━━━━━ Material supplied ━━━━━

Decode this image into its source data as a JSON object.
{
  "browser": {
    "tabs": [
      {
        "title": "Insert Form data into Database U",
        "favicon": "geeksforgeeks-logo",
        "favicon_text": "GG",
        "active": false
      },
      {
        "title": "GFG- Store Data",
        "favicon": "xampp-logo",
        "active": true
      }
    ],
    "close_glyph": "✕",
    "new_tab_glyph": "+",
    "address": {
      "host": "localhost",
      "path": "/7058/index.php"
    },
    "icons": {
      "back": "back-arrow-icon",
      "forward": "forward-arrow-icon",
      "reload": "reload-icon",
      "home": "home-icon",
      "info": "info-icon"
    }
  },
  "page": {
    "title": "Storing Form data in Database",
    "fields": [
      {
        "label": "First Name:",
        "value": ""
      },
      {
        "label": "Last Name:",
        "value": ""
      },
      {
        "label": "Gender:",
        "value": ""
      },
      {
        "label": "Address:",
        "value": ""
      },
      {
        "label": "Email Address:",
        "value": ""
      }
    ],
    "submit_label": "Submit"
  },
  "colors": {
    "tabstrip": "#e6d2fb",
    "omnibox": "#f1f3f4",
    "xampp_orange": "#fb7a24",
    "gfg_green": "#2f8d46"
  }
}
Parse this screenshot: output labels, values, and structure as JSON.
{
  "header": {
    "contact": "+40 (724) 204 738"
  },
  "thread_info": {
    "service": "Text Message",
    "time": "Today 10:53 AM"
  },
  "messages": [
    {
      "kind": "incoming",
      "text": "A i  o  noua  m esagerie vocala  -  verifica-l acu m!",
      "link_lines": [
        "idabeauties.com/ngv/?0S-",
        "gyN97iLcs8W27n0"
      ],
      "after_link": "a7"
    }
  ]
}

━━━━━

**Do this:** From the entries above, extract each line containing "into".

**Full answer:**
Decode this image into its source data as a JSON object.
        "title": "Insert Form data into Database U",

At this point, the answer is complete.